Description of the task: Please copy out every one of the records below word for word, keeping each line unchanged.

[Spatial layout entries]

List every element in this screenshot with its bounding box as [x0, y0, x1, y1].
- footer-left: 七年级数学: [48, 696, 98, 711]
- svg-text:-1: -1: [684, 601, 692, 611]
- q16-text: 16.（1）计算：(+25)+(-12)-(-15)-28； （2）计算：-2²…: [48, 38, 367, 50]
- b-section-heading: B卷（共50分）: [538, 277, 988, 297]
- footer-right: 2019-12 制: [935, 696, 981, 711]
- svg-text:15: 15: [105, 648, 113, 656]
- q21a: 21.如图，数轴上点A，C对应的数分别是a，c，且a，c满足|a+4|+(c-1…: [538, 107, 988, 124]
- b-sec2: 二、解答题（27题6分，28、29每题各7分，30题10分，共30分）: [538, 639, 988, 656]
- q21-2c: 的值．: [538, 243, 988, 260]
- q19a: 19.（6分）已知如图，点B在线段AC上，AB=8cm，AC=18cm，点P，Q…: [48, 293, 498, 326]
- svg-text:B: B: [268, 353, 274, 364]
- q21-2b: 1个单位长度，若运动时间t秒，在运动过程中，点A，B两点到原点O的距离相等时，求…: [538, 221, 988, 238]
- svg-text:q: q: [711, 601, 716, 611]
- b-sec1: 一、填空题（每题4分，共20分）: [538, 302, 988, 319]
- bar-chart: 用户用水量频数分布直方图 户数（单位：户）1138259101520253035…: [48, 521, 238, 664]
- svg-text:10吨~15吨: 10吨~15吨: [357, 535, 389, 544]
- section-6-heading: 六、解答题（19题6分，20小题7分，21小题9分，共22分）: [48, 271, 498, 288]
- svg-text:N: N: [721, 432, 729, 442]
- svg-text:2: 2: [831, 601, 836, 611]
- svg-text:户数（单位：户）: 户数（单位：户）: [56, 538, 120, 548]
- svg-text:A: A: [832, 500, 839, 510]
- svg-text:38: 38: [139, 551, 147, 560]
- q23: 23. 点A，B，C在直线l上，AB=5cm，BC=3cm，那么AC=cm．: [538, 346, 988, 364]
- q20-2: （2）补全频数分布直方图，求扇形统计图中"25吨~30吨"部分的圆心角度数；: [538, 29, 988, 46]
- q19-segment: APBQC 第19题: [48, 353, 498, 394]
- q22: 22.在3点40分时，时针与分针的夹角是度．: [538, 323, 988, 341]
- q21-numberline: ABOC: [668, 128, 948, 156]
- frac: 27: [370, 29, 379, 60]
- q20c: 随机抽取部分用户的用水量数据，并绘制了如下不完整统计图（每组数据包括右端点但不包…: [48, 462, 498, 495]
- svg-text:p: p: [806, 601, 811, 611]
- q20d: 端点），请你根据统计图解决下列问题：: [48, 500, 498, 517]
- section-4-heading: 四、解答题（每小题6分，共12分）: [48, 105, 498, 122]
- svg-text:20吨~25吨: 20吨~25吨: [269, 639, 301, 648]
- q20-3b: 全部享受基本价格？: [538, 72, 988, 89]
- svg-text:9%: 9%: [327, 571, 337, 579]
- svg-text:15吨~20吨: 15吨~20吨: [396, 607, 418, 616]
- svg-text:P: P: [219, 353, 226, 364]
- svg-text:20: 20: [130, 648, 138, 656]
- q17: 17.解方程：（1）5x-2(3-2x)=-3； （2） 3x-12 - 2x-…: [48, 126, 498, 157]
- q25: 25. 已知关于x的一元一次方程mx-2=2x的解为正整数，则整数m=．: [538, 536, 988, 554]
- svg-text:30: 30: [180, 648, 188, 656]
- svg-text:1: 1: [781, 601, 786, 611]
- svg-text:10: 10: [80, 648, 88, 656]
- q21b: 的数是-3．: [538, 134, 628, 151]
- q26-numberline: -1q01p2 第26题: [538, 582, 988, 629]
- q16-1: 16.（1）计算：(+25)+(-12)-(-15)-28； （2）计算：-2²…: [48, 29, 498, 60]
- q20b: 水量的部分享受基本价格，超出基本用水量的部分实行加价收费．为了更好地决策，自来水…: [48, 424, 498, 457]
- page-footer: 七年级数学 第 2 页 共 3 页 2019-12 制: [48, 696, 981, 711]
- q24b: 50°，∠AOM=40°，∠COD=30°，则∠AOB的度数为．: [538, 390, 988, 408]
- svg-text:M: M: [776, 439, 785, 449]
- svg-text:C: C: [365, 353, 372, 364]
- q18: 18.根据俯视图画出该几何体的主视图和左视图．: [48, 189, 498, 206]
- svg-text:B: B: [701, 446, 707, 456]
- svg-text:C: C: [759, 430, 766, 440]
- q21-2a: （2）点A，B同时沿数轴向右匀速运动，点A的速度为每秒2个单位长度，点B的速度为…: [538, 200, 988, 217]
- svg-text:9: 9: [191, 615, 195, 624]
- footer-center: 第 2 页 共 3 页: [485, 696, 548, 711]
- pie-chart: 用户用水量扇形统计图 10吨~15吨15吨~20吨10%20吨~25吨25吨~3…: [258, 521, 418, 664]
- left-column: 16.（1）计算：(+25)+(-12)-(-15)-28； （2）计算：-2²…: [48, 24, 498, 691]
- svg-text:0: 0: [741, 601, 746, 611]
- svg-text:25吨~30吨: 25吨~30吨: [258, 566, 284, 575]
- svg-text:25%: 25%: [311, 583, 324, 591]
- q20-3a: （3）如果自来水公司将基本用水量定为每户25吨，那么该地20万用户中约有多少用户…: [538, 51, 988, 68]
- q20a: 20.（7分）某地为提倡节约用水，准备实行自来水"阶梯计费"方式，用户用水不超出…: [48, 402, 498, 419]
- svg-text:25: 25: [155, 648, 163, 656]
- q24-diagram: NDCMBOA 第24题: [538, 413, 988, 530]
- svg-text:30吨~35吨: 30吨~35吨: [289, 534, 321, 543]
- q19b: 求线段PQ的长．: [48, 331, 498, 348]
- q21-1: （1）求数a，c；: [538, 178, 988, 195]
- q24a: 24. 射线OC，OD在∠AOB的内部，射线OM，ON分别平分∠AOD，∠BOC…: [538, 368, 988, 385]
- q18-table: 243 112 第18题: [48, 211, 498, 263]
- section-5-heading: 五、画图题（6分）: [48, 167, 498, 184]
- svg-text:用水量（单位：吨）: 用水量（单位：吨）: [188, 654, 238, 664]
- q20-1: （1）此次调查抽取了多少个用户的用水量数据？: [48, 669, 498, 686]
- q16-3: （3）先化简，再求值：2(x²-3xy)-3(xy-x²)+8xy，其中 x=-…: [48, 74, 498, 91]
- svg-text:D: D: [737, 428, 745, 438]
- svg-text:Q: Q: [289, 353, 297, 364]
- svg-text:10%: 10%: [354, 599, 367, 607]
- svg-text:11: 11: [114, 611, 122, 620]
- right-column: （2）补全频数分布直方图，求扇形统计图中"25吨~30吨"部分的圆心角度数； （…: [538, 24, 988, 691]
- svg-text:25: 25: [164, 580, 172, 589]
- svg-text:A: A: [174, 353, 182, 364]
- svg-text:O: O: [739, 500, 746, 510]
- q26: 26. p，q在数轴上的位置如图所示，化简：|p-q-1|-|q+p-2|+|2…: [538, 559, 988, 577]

Result:
List every element in this screenshot with its bounding box as [x0, y0, x1, y1].
- footer-left: 七年级数学: [48, 696, 98, 711]
- svg-text:-1: -1: [684, 601, 692, 611]
- q16-text: 16.（1）计算：(+25)+(-12)-(-15)-28； （2）计算：-2²…: [48, 38, 367, 50]
- b-section-heading: B卷（共50分）: [538, 277, 988, 297]
- footer-right: 2019-12 制: [935, 696, 981, 711]
- svg-text:15: 15: [105, 648, 113, 656]
- q21a: 21.如图，数轴上点A，C对应的数分别是a，c，且a，c满足|a+4|+(c-1…: [538, 107, 988, 124]
- b-sec2: 二、解答题（27题6分，28、29每题各7分，30题10分，共30分）: [538, 639, 988, 656]
- q21-2c: 的值．: [538, 243, 988, 260]
- q19a: 19.（6分）已知如图，点B在线段AC上，AB=8cm，AC=18cm，点P，Q…: [48, 293, 498, 326]
- svg-text:B: B: [268, 353, 274, 364]
- q21-2b: 1个单位长度，若运动时间t秒，在运动过程中，点A，B两点到原点O的距离相等时，求…: [538, 221, 988, 238]
- svg-text:q: q: [711, 601, 716, 611]
- b-sec1: 一、填空题（每题4分，共20分）: [538, 302, 988, 319]
- bar-chart: 用户用水量频数分布直方图 户数（单位：户）1138259101520253035…: [48, 521, 238, 664]
- svg-text:10吨~15吨: 10吨~15吨: [357, 535, 389, 544]
- section-6-heading: 六、解答题（19题6分，20小题7分，21小题9分，共22分）: [48, 271, 498, 288]
- svg-text:N: N: [721, 432, 729, 442]
- svg-text:2: 2: [831, 601, 836, 611]
- svg-text:户数（单位：户）: 户数（单位：户）: [56, 538, 120, 548]
- svg-text:A: A: [832, 500, 839, 510]
- svg-text:38: 38: [139, 551, 147, 560]
- q23: 23. 点A，B，C在直线l上，AB=5cm，BC=3cm，那么AC=cm．: [538, 346, 988, 364]
- q20-2: （2）补全频数分布直方图，求扇形统计图中"25吨~30吨"部分的圆心角度数；: [538, 29, 988, 46]
- q19-segment: APBQC 第19题: [48, 353, 498, 394]
- q22: 22.在3点40分时，时针与分针的夹角是度．: [538, 323, 988, 341]
- q21-numberline: ABOC: [668, 128, 948, 156]
- frac: 27: [370, 29, 379, 60]
- q20c: 随机抽取部分用户的用水量数据，并绘制了如下不完整统计图（每组数据包括右端点但不包…: [48, 462, 498, 495]
- svg-text:p: p: [806, 601, 811, 611]
- q20d: 端点），请你根据统计图解决下列问题：: [48, 500, 498, 517]
- section-4-heading: 四、解答题（每小题6分，共12分）: [48, 105, 498, 122]
- svg-text:20吨~25吨: 20吨~25吨: [269, 639, 301, 648]
- q20-3b: 全部享受基本价格？: [538, 72, 988, 89]
- svg-text:9%: 9%: [327, 571, 337, 579]
- svg-text:15吨~20吨: 15吨~20吨: [396, 607, 418, 616]
- svg-text:P: P: [219, 353, 226, 364]
- svg-text:20: 20: [130, 648, 138, 656]
- q17: 17.解方程：（1）5x-2(3-2x)=-3； （2） 3x-12 - 2x-…: [48, 126, 498, 157]
- q25: 25. 已知关于x的一元一次方程mx-2=2x的解为正整数，则整数m=．: [538, 536, 988, 554]
- svg-text:30: 30: [180, 648, 188, 656]
- svg-text:1: 1: [781, 601, 786, 611]
- svg-text:10: 10: [80, 648, 88, 656]
- q21b: 的数是-3．: [538, 134, 628, 151]
- q26-numberline: -1q01p2 第26题: [538, 582, 988, 629]
- q16-1: 16.（1）计算：(+25)+(-12)-(-15)-28； （2）计算：-2²…: [48, 29, 498, 60]
- q20b: 水量的部分享受基本价格，超出基本用水量的部分实行加价收费．为了更好地决策，自来水…: [48, 424, 498, 457]
- page-footer: 七年级数学 第 2 页 共 3 页 2019-12 制: [48, 696, 981, 711]
- q24b: 50°，∠AOM=40°，∠COD=30°，则∠AOB的度数为．: [538, 390, 988, 408]
- svg-text:M: M: [776, 439, 785, 449]
- svg-text:C: C: [365, 353, 372, 364]
- q18: 18.根据俯视图画出该几何体的主视图和左视图．: [48, 189, 498, 206]
- svg-text:B: B: [701, 446, 707, 456]
- svg-text:C: C: [759, 430, 766, 440]
- q21-2a: （2）点A，B同时沿数轴向右匀速运动，点A的速度为每秒2个单位长度，点B的速度为…: [538, 200, 988, 217]
- svg-text:9: 9: [191, 615, 195, 624]
- footer-center: 第 2 页 共 3 页: [485, 696, 548, 711]
- pie-chart: 用户用水量扇形统计图 10吨~15吨15吨~20吨10%20吨~25吨25吨~3…: [258, 521, 418, 664]
- left-column: 16.（1）计算：(+25)+(-12)-(-15)-28； （2）计算：-2²…: [48, 24, 498, 691]
- svg-text:0: 0: [741, 601, 746, 611]
- svg-text:25吨~30吨: 25吨~30吨: [258, 566, 284, 575]
- svg-text:25%: 25%: [311, 583, 324, 591]
- q20-3a: （3）如果自来水公司将基本用水量定为每户25吨，那么该地20万用户中约有多少用户…: [538, 51, 988, 68]
- q20a: 20.（7分）某地为提倡节约用水，准备实行自来水"阶梯计费"方式，用户用水不超出…: [48, 402, 498, 419]
- svg-text:25: 25: [155, 648, 163, 656]
- q24-diagram: NDCMBOA 第24题: [538, 413, 988, 530]
- svg-text:30吨~35吨: 30吨~35吨: [289, 534, 321, 543]
- q19b: 求线段PQ的长．: [48, 331, 498, 348]
- q21-1: （1）求数a，c；: [538, 178, 988, 195]
- q24a: 24. 射线OC，OD在∠AOB的内部，射线OM，ON分别平分∠AOD，∠BOC…: [538, 368, 988, 385]
- q18-table: 243 112 第18题: [48, 211, 498, 263]
- section-5-heading: 五、画图题（6分）: [48, 167, 498, 184]
- svg-text:用水量（单位：吨）: 用水量（单位：吨）: [188, 654, 238, 664]
- q20-1: （1）此次调查抽取了多少个用户的用水量数据？: [48, 669, 498, 686]
- q16-3: （3）先化简，再求值：2(x²-3xy)-3(xy-x²)+8xy，其中 x=-…: [48, 74, 498, 91]
- svg-text:D: D: [737, 428, 745, 438]
- svg-text:Q: Q: [289, 353, 297, 364]
- svg-text:10%: 10%: [354, 599, 367, 607]
- svg-text:11: 11: [114, 611, 122, 620]
- right-column: （2）补全频数分布直方图，求扇形统计图中"25吨~30吨"部分的圆心角度数； （…: [538, 24, 988, 691]
- svg-text:25: 25: [164, 580, 172, 589]
- svg-text:A: A: [174, 353, 182, 364]
- svg-text:O: O: [739, 500, 746, 510]
- q26: 26. p，q在数轴上的位置如图所示，化简：|p-q-1|-|q+p-2|+|2…: [538, 559, 988, 577]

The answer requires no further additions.